■ Brano scelto
---------------
A volte l’arte contemporanea è capace, attraverso un linguaggio semplice seppure non immediatamente comprensibile perché lontano da quella figurazione che l’occhio umano già conosce, di far sentire in modo inequivocabilmente chiaro la voce interiore dell’artista. Roberta Betti rientra nella tipologia di creativi in grado di trasformare le sue opere in racconti dell’anima.
Non si può distaccare il percorso creativo della Betti da quello che è il suo sentire più profondo, quel legame con la propria essenza che le permette di trasformare il silenzio nello sfondo ideale e fondamentale per lasciar parlare, attraverso la sua mano e i pennelli, i colori che di volta in volta sceglie per il racconto dell’istante che sta vivendo. L’alternanza delle tonalità calde o fredde dipende dalla sensazione che desidera esprimere, da ciò che l’ambiente circostante le suggerisce, dalla fase emotiva in cui si trova, ed è fondamentale per trascinare l’osservatore dentro un mondo in cui l’atmosfera ovattata e avvolgente del silenzio, rappresentata dal nero del fondo, si amalgama perfettamente con quel canto emozionale che ne rompe la staticità e la quiete per descrivere note intense, vitali, vulcaniche laddove in altri casi invece sono più meditative, più riflessive e moderate.
L’impetuosità del rosso travolge e al tempo stesso irrompe dalla tela come se volesse arrivare all’esterno, oltre i confini delineati, oltre quello spazio limitato che sembra essere troppo piccolo per contenerne la forza; la luce intensa del giallo
sembra essere invece un faro nel buio, una guida rassicurante verso l’incertezza dell’inconoscibile, il disegno circolare, il vortice, avvolge e protegge l’insicurezza rendendo il viaggio verso l’evoluzione meno nebbioso e confuso.
E poi ancora le voci dell’azzurro conducono l’osservatore verso una modalità rasserenante, una pausa in cui prendere fiato e farsi delle domande pur senza l’urgenza impellente di trovare le relative risposte, il ritmo sembra essere più lento, meno incalzante, meno esplosivo, e la mente riesce a entrare quindi in collegamento più diretto con l’anima.
---------------
[Dati sulle coordinate di impaginazione]
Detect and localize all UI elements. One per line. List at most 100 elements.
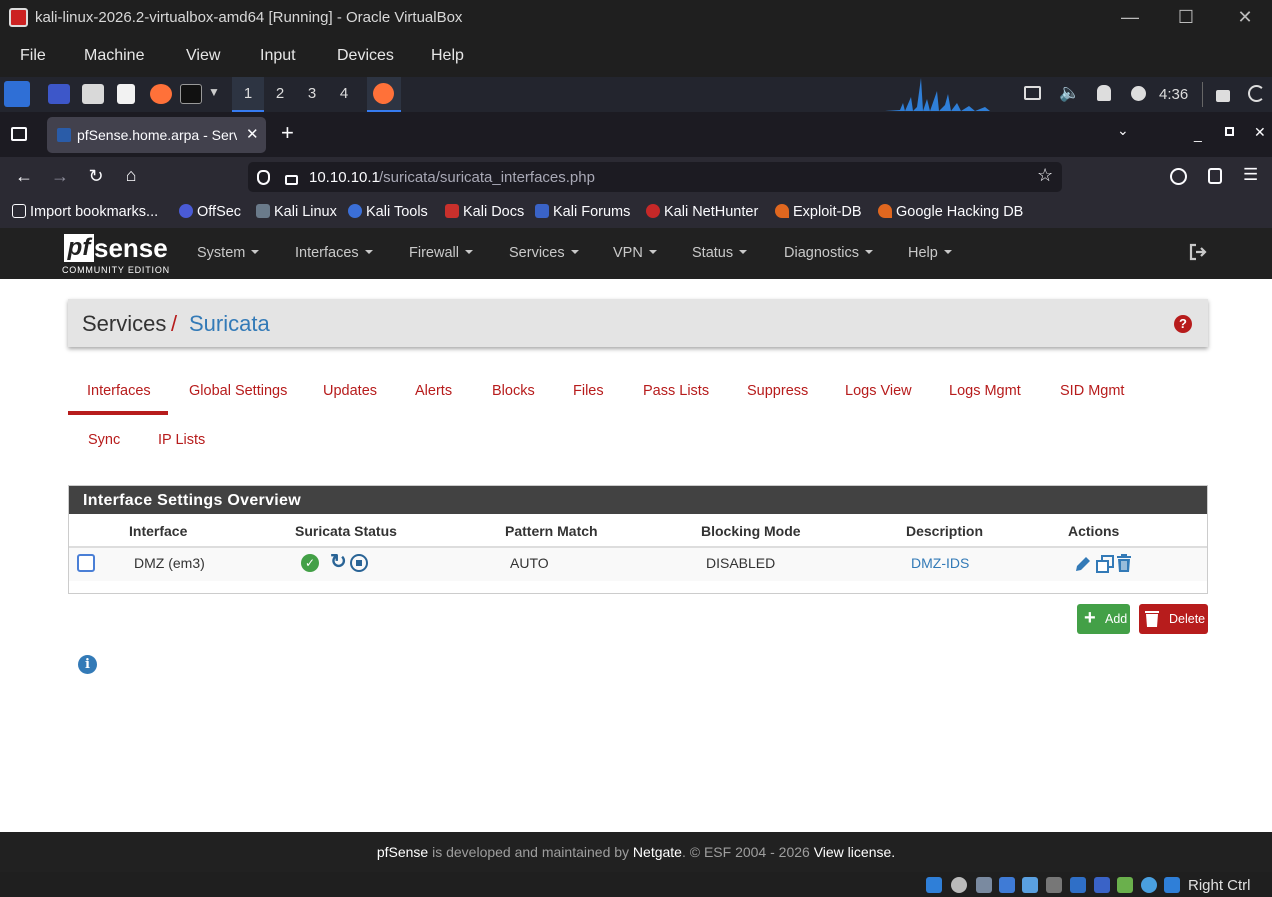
network-icon[interactable]	[999, 877, 1015, 893]
lock-icon[interactable]	[1216, 90, 1230, 102]
delete-button[interactable]: Delete	[1139, 604, 1208, 634]
edit-pencil-icon[interactable]	[1073, 554, 1093, 574]
menu-help[interactable]: Help	[431, 47, 464, 65]
insecure-lock-icon[interactable]	[285, 175, 298, 185]
tab-suppress[interactable]: Suppress	[747, 383, 808, 399]
audio-icon[interactable]	[976, 877, 992, 893]
breadcrumb-current[interactable]: Suricata	[189, 311, 270, 337]
optical-drive-icon[interactable]	[951, 877, 967, 893]
menu-file[interactable]: File	[20, 47, 46, 65]
tab-overview-icon[interactable]	[11, 127, 27, 141]
globe-icon[interactable]	[1141, 877, 1157, 893]
menu-view[interactable]: View	[186, 47, 220, 65]
app-menu-icon[interactable]: ☰	[1243, 165, 1258, 185]
terminal-icon[interactable]	[180, 84, 202, 104]
reload-icon[interactable]: ↻	[84, 166, 108, 187]
extensions-icon[interactable]	[1208, 168, 1222, 184]
pfsense-logo[interactable]: pf sense COMMUNITY EDITION	[62, 234, 170, 276]
bookmark-kali-linux[interactable]: Kali Linux	[256, 204, 337, 220]
tab-files[interactable]: Files	[573, 383, 604, 399]
tracking-shield-icon[interactable]	[257, 170, 270, 185]
question-circle-icon[interactable]: ?	[1174, 315, 1192, 333]
tab-alerts[interactable]: Alerts	[415, 383, 452, 399]
tab-sync[interactable]: Sync	[88, 432, 120, 448]
close-icon[interactable]: ✕	[1254, 124, 1266, 141]
files-icon[interactable]	[82, 84, 104, 104]
firefox-icon[interactable]	[150, 84, 172, 104]
nav-status[interactable]: Status	[692, 245, 747, 261]
minimize-icon[interactable]: _	[1194, 126, 1202, 142]
volume-icon[interactable]: 🔈	[1059, 83, 1080, 103]
bookmark-exploit-db[interactable]: Exploit-DB	[775, 204, 862, 220]
bookmark-kali-tools[interactable]: Kali Tools	[348, 204, 428, 220]
new-tab-icon[interactable]: +	[281, 120, 294, 146]
logout-icon[interactable]	[1248, 85, 1265, 102]
row-checkbox[interactable]	[77, 554, 95, 572]
tab-close-icon[interactable]: ✕	[246, 125, 259, 143]
tab-logs-view[interactable]: Logs View	[845, 383, 912, 399]
tab-pass-lists[interactable]: Pass Lists	[643, 383, 709, 399]
forward-icon[interactable]: →	[48, 166, 72, 187]
list-tabs-icon[interactable]: ⌄	[1117, 122, 1129, 139]
workspace-3[interactable]: 3	[296, 77, 328, 112]
browser-tab-active[interactable]: pfSense.home.arpa - Serv ✕	[47, 117, 266, 153]
workspace-1[interactable]: 1	[232, 77, 264, 112]
chevron-down-icon[interactable]: ▼	[208, 85, 220, 99]
maximize-icon[interactable]	[1225, 127, 1234, 136]
logout-icon[interactable]	[1189, 243, 1207, 261]
footer-license-link[interactable]: View license.	[814, 844, 895, 860]
tab-ip-lists[interactable]: IP Lists	[158, 432, 205, 448]
tab-sid-mgmt[interactable]: SID Mgmt	[1060, 383, 1124, 399]
recording-icon[interactable]	[1094, 877, 1110, 893]
url-bar[interactable]: 10.10.10.1 /suricata/suricata_interfaces…	[248, 162, 1062, 192]
bookmark-import[interactable]: Import bookmarks...	[12, 204, 158, 220]
desktop-icon[interactable]	[48, 84, 70, 104]
tab-global-settings[interactable]: Global Settings	[189, 383, 287, 399]
display-icon[interactable]	[1070, 877, 1086, 893]
cpu-icon[interactable]	[1117, 877, 1133, 893]
text-editor-icon[interactable]	[117, 84, 135, 104]
bookmark-kali-docs[interactable]: Kali Docs	[445, 204, 524, 220]
workspace-4[interactable]: 4	[328, 77, 360, 112]
bookmark-kali-nethunter[interactable]: Kali NetHunter	[646, 204, 758, 220]
bookmark-offsec[interactable]: OffSec	[179, 204, 241, 220]
tab-logs-mgmt[interactable]: Logs Mgmt	[949, 383, 1021, 399]
clock[interactable]: 4:36	[1159, 86, 1188, 103]
hard-disk-icon[interactable]	[926, 877, 942, 893]
row-description[interactable]: DMZ-IDS	[911, 555, 969, 571]
back-icon[interactable]: ←	[12, 166, 36, 187]
nav-diagnostics[interactable]: Diagnostics	[784, 245, 873, 261]
bookmark-kali-forums[interactable]: Kali Forums	[535, 204, 630, 220]
power-manager-icon[interactable]	[1131, 86, 1146, 101]
copy-icon[interactable]	[1095, 554, 1115, 574]
nav-services[interactable]: Services	[509, 245, 579, 261]
tab-blocks[interactable]: Blocks	[492, 383, 535, 399]
kali-menu-icon[interactable]	[4, 81, 30, 107]
shared-folders-icon[interactable]	[1046, 877, 1062, 893]
nav-system[interactable]: System	[197, 245, 259, 261]
nav-help[interactable]: Help	[908, 245, 952, 261]
account-icon[interactable]	[1170, 168, 1187, 185]
menu-machine[interactable]: Machine	[84, 47, 144, 65]
close-icon[interactable]: ✕	[1220, 4, 1270, 30]
usb-icon[interactable]	[1022, 877, 1038, 893]
mouse-integration-icon[interactable]	[1164, 877, 1180, 893]
display-icon[interactable]	[1024, 86, 1041, 100]
tab-updates[interactable]: Updates	[323, 383, 377, 399]
footer-brand[interactable]: pfSense	[377, 844, 428, 860]
nav-interfaces[interactable]: Interfaces	[295, 245, 373, 261]
nav-vpn[interactable]: VPN	[613, 245, 657, 261]
home-icon[interactable]: ⌂	[119, 165, 143, 186]
taskbar-firefox[interactable]	[367, 77, 401, 112]
notification-bell-icon[interactable]	[1097, 85, 1111, 101]
tab-interfaces[interactable]: Interfaces	[87, 383, 151, 399]
restart-icon[interactable]: ↻	[330, 549, 347, 574]
bookmark-google-hacking-db[interactable]: Google Hacking DB	[878, 204, 1023, 220]
menu-devices[interactable]: Devices	[337, 47, 394, 65]
maximize-icon[interactable]: ☐	[1161, 4, 1211, 30]
menu-input[interactable]: Input	[260, 47, 296, 65]
nav-firewall[interactable]: Firewall	[409, 245, 473, 261]
footer-company[interactable]: Netgate	[633, 844, 682, 860]
stop-circle-icon[interactable]	[350, 554, 368, 572]
bookmark-star-icon[interactable]: ☆	[1037, 165, 1053, 186]
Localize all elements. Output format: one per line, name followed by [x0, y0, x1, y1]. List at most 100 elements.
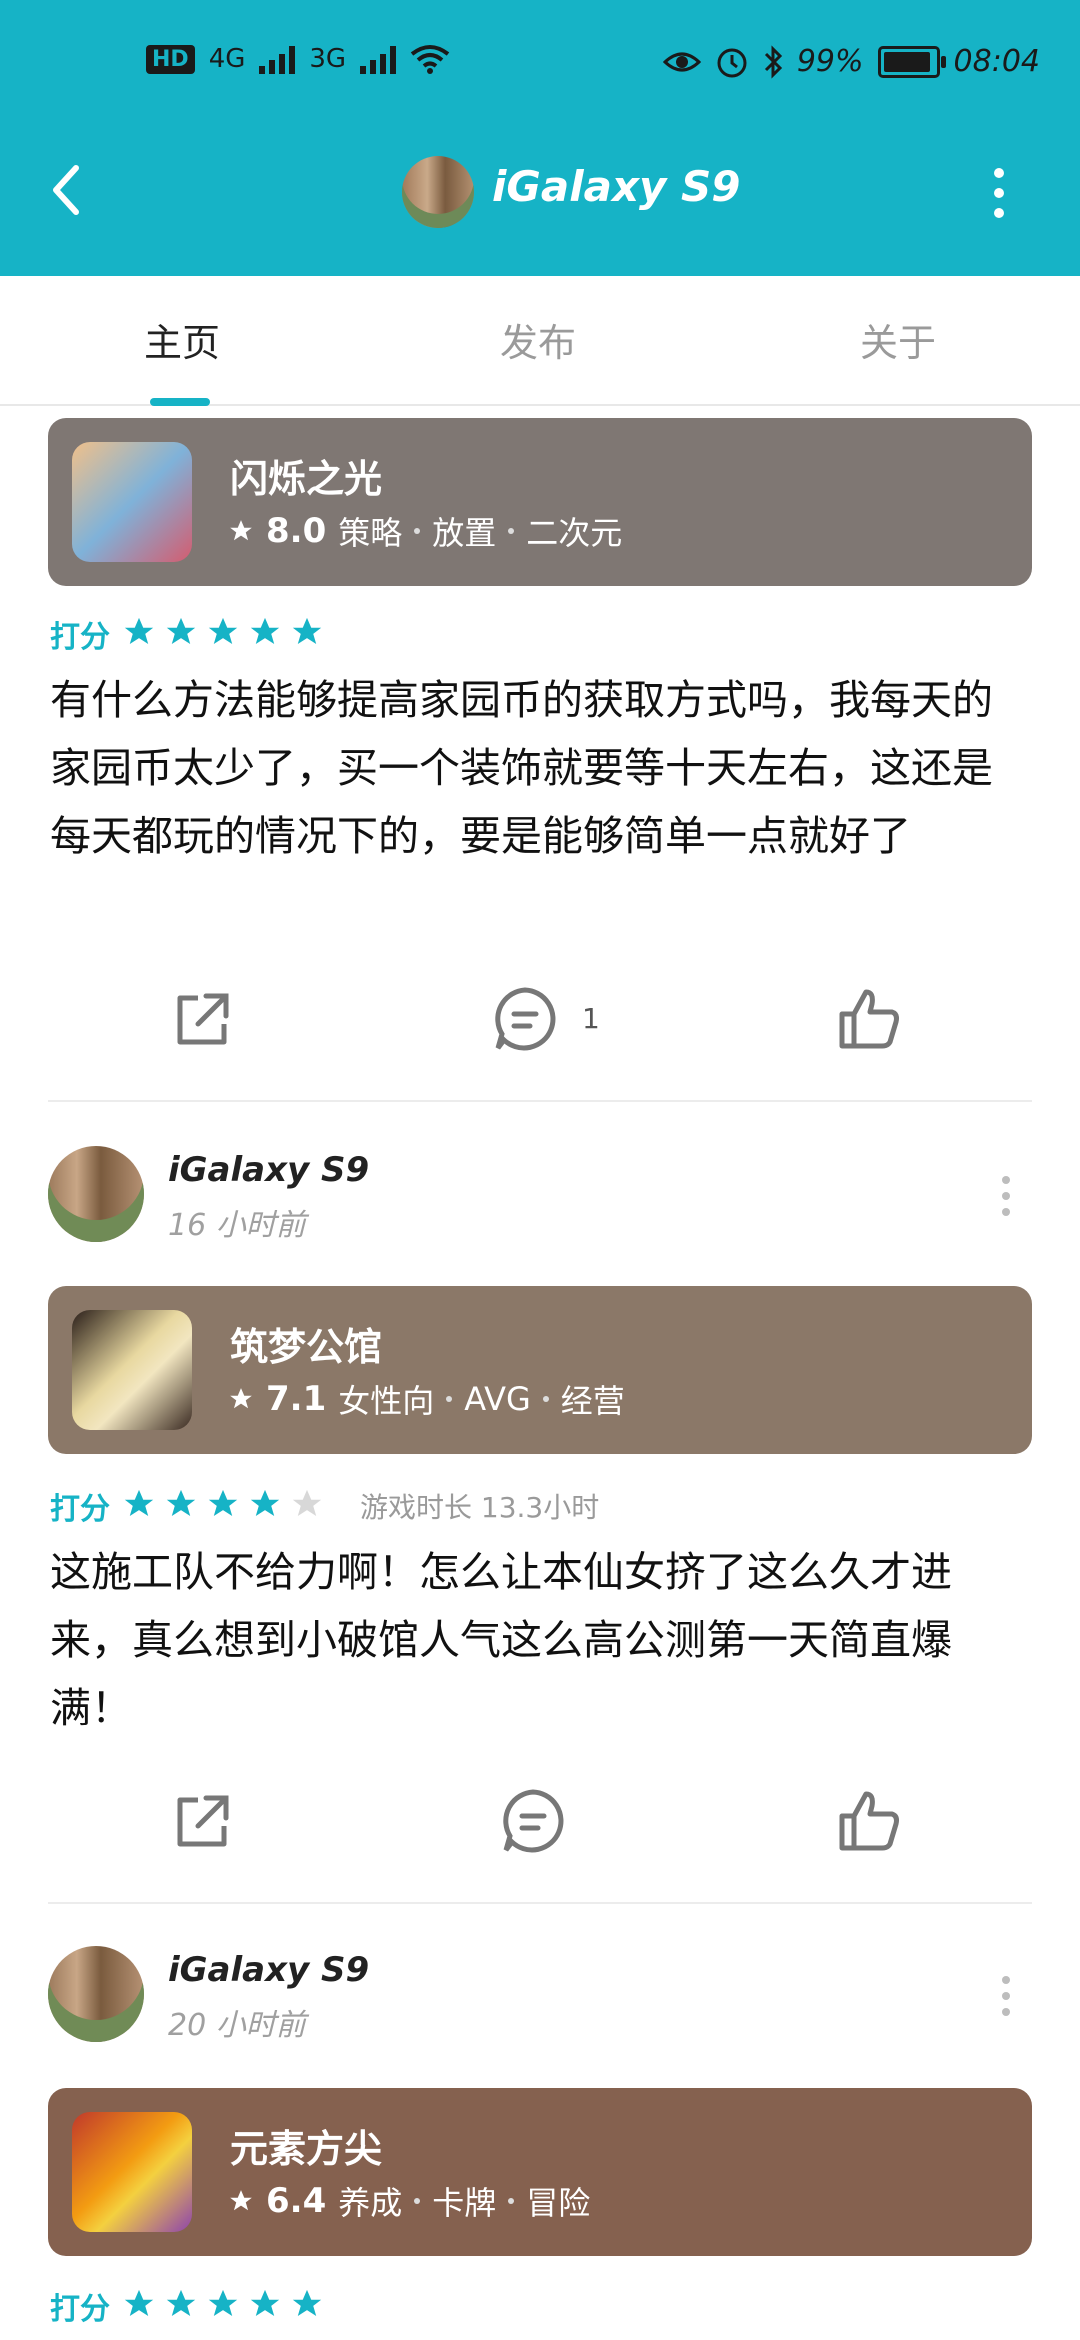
- rating-label: 打分: [50, 2292, 110, 2327]
- rating-stars: [122, 2287, 332, 2325]
- game-card[interactable]: 筑梦公馆 7.1 女性向 AVG 经营: [48, 1286, 1032, 1454]
- status-left: HD 4G 3G: [146, 44, 450, 74]
- star-filled-icon: [208, 617, 238, 645]
- tab-bar: 主页 发布 关于: [0, 276, 1080, 406]
- like-icon[interactable]: [834, 984, 904, 1054]
- rating-row: 打分 游戏时长 13.3小时: [50, 1484, 599, 1528]
- game-tag: 女性向: [338, 1382, 435, 1420]
- action-bar: 1: [0, 984, 1080, 1064]
- share-icon[interactable]: [168, 984, 238, 1054]
- star-filled-icon: [166, 2289, 196, 2317]
- tab-indicator: [150, 398, 210, 406]
- network-4g-label: 4G: [208, 44, 246, 74]
- status-bar: HD 4G 3G 99% 08:04: [0, 0, 1080, 130]
- tag-separator: [446, 1396, 453, 1402]
- game-name: 筑梦公馆: [230, 1325, 383, 1369]
- star-filled-icon: [250, 617, 280, 645]
- tag-separator: [508, 528, 515, 534]
- game-tag: 二次元: [526, 514, 623, 552]
- game-tag: AVG: [464, 1380, 531, 1418]
- rating-row: 打分: [50, 612, 332, 656]
- game-tag: 经营: [560, 1382, 625, 1420]
- post-author[interactable]: iGalaxy S9 16 小时前: [48, 1146, 1032, 1256]
- game-tag: 卡牌: [432, 2184, 497, 2222]
- battery-icon: [877, 45, 946, 78]
- game-icon: [72, 2112, 192, 2232]
- star-filled-icon: [208, 1489, 238, 1517]
- signal-icon-2: [360, 44, 397, 74]
- post-time: 20 小时前: [168, 2008, 306, 2043]
- battery-percent: 99%: [796, 44, 864, 79]
- more-menu-icon[interactable]: [994, 168, 1006, 218]
- tab-home[interactable]: 主页: [144, 312, 220, 367]
- star-filled-icon: [250, 2289, 280, 2317]
- hd-indicator: HD: [146, 44, 195, 74]
- back-arrow-icon[interactable]: [44, 160, 88, 220]
- comment-icon[interactable]: [498, 1786, 568, 1856]
- user-name[interactable]: iGalaxy S9: [168, 1150, 369, 1190]
- network-3g-label: 3G: [309, 44, 347, 74]
- game-score: 7.1: [266, 1379, 327, 1419]
- game-tag: 冒险: [526, 2184, 591, 2222]
- star-filled-icon: [166, 617, 196, 645]
- more-options-icon[interactable]: [1002, 1176, 1012, 1216]
- game-score: 6.4: [266, 2181, 327, 2221]
- game-card[interactable]: 元素方尖 6.4 养成 卡牌 冒险: [48, 2088, 1032, 2256]
- like-icon[interactable]: [834, 1786, 904, 1856]
- header-avatar[interactable]: [402, 156, 474, 228]
- game-icon: [72, 442, 192, 562]
- game-tag: 放置: [432, 514, 497, 552]
- tag-separator: [414, 528, 421, 534]
- star-icon: [230, 520, 252, 541]
- game-meta: 8.0 策略 放置 二次元: [228, 508, 622, 554]
- comment-icon[interactable]: [490, 984, 560, 1054]
- tag-separator: [508, 2198, 515, 2204]
- post-time: 16 小时前: [168, 1208, 306, 1243]
- review-text: 这施工队不给力啊！怎么让本仙女挤了这么久才进来，真么想到小破馆人气这么高公测第一…: [50, 1548, 952, 1732]
- tag-separator: [542, 1396, 549, 1402]
- user-name[interactable]: iGalaxy S9: [168, 1950, 369, 1990]
- rating-label: 打分: [50, 1492, 110, 1527]
- game-meta: 7.1 女性向 AVG 经营: [228, 1376, 625, 1422]
- star-filled-icon: [292, 617, 322, 645]
- star-icon: [230, 1388, 252, 1409]
- divider: [48, 1902, 1032, 1904]
- post-author[interactable]: iGalaxy S9 20 小时前: [48, 1946, 1032, 2056]
- divider: [48, 1100, 1032, 1102]
- avatar[interactable]: [48, 1146, 144, 1242]
- game-tag: 策略: [338, 514, 403, 552]
- more-options-icon[interactable]: [1002, 1976, 1012, 2016]
- app-header: HD 4G 3G 99% 08:04 iGalaxy S9: [0, 0, 1080, 276]
- review-text: 有什么方法能够提高家园币的获取方式吗，我每天的家园币太少了，买一个装饰就要等十天…: [50, 676, 993, 860]
- wifi-icon: [410, 45, 450, 74]
- rating-stars: [122, 1487, 332, 1525]
- star-filled-icon: [166, 1489, 196, 1517]
- tab-about[interactable]: 关于: [860, 312, 936, 367]
- eye-icon: [662, 52, 701, 71]
- star-icon: [230, 2190, 252, 2211]
- game-meta: 6.4 养成 卡牌 冒险: [228, 2178, 590, 2224]
- tag-separator: [414, 2198, 421, 2204]
- status-right: 99% 08:04: [662, 44, 1040, 79]
- game-tag: 养成: [338, 2184, 403, 2222]
- play-time: 游戏时长 13.3小时: [360, 1491, 600, 1524]
- rating-stars: [122, 615, 332, 653]
- game-icon: [72, 1310, 192, 1430]
- comment-count: 1: [582, 1002, 600, 1035]
- star-filled-icon: [292, 2289, 322, 2317]
- game-name: 闪烁之光: [230, 457, 383, 501]
- tab-posts[interactable]: 发布: [500, 312, 576, 367]
- game-score: 8.0: [266, 511, 327, 551]
- share-icon[interactable]: [168, 1786, 238, 1856]
- avatar[interactable]: [48, 1946, 144, 2042]
- rating-label: 打分: [50, 620, 110, 655]
- action-bar: [0, 1786, 1080, 1866]
- star-empty-icon: [292, 1489, 322, 1517]
- game-name: 元素方尖: [230, 2127, 383, 2171]
- clock: 08:04: [953, 44, 1040, 79]
- star-filled-icon: [250, 1489, 280, 1517]
- star-filled-icon: [208, 2289, 238, 2317]
- star-filled-icon: [124, 2289, 154, 2317]
- game-card[interactable]: 闪烁之光 8.0 策略 放置 二次元: [48, 418, 1032, 586]
- alarm-icon: [717, 48, 747, 77]
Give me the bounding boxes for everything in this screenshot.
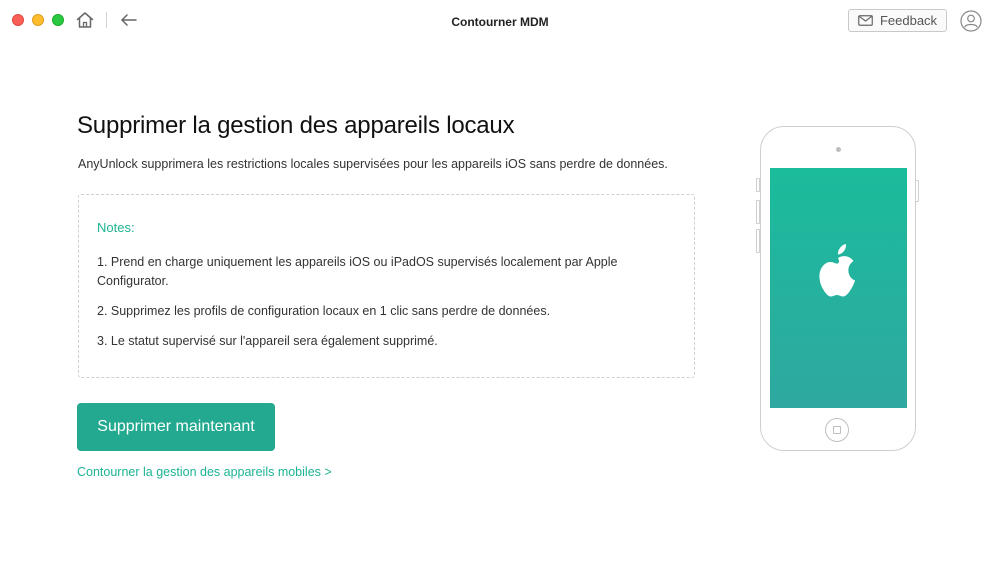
phone-home-button: [825, 418, 849, 442]
apple-logo-icon: [819, 244, 855, 297]
user-icon: [960, 10, 982, 32]
note-item: 2. Supprimez les profils de configuratio…: [97, 304, 551, 318]
notes-title: Notes:: [97, 220, 135, 235]
mail-icon: [858, 15, 873, 26]
page-description: AnyUnlock supprimera les restrictions lo…: [78, 157, 668, 171]
feedback-button[interactable]: Feedback: [848, 9, 947, 32]
note-item: 1. Prend en charge uniquement les appare…: [97, 255, 618, 288]
title-bar: Contourner MDM Feedback: [0, 0, 1000, 42]
phone-camera: [836, 147, 841, 152]
app-window: Contourner MDM Feedback Supprimer la ges…: [0, 0, 1000, 580]
account-button[interactable]: [960, 10, 982, 32]
notes-panel: Notes: 1. Prend en charge uniquement les…: [78, 194, 695, 378]
bypass-mdm-link[interactable]: Contourner la gestion des appareils mobi…: [77, 465, 332, 479]
note-item: 3. Le statut supervisé sur l'appareil se…: [97, 334, 438, 348]
page-title: Supprimer la gestion des appareils locau…: [77, 112, 515, 139]
remove-now-button[interactable]: Supprimer maintenant: [77, 403, 275, 451]
phone-home-button-square: [833, 426, 841, 434]
feedback-label: Feedback: [879, 13, 938, 28]
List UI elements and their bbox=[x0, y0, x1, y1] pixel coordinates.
---------------
■ Elenco dei compiti
1) Riassumi in due frasi il brano sulla pittura di Roberta Betti.
2) Prosegui il brano sulla pittura di Roberta Betti a partire dalla sua ultima frase.
I record sono materiale a sé, distinto dal brano.

■ Risposte attese
1) Il brano presenta Roberta Betti come un'artista capace di trasformare le sue opere in racconti dell'anima: il silenzio, rappresentato dal nero del fondo, fa da sfondo ai colori, scelti in base alla sensazione da esprimere, all'ambiente circostante e alla fase emotiva. Il rosso irrompe impetuoso dalla tela, il giallo è un faro nel buio e l'azzurro conduce a una pausa rasserenante in cui la mente entra in collegamento più diretto con l'anima.

2)
Ogni opera comunica in maniera diretta con chi guarda le tele, ne tocca le corde emotive e lo prende per mano, suggerendogli di ascoltare la voce della non figurazione, quella che gli permette, a lui come all’artista stessa, di esprimersi con un linguaggio più spirituale, meno chiaro ma senza alcun dubbio più vibrante. Per Roberta Betti l’Arte Informale non è un punto di partenza bensì un punto di arrivo, un luogo superiore al quale è giunta dopo aver sperimentato, fin dagli anni Novanta, stili decisamente più figurativi dedicandosi in particolar modo ai paesaggi; solo in un secondo tempo, e quando già la pittura era diventata protagonista assoluta della sua vita e del suo lavoro, è approdata al genere attuale, seguendo non tanto un impulso quindi, ma piuttosto un imperativo profondo di una sensibilità che necessitava di trovare la strada migliore per liberarsi.
Da quel momento in avanti la sua carriera artistica segna un’accelerazione: nel 2010 apre il suo atelier, Il punto di fuga, in pieno centro di Chiusi, nel 2012 una sua opera riceve una menzione in una mostra collettiva presso la Galerie Thuillier di Parigi, e nel 2013, presso la AmArtgallery di Bruxelles, nel 2014 ad espone nuovamente a Parigi nell’ambito di una collettiva presso il prestigioso Salone della Torre Eiffel. Il suo marcato dinamismo creativo la porta a dedicarsi anche alla moda riproducendo a mano, con la raffinata tecnica della pittura su stoffa, suoi disegni su tessuti di alto pregio come la seta che danno vita a bellissime tuniche e foulard, e poi anche borse, cornici spatolate con l’utilizzo e la modellazione di malte, portafotografie realizzati a tema sia dipinti che spatolati, lampade, con basi di legno o altri materiali corredate da cappelli, anch’essi decoratitutti a loro volta decorati a mano.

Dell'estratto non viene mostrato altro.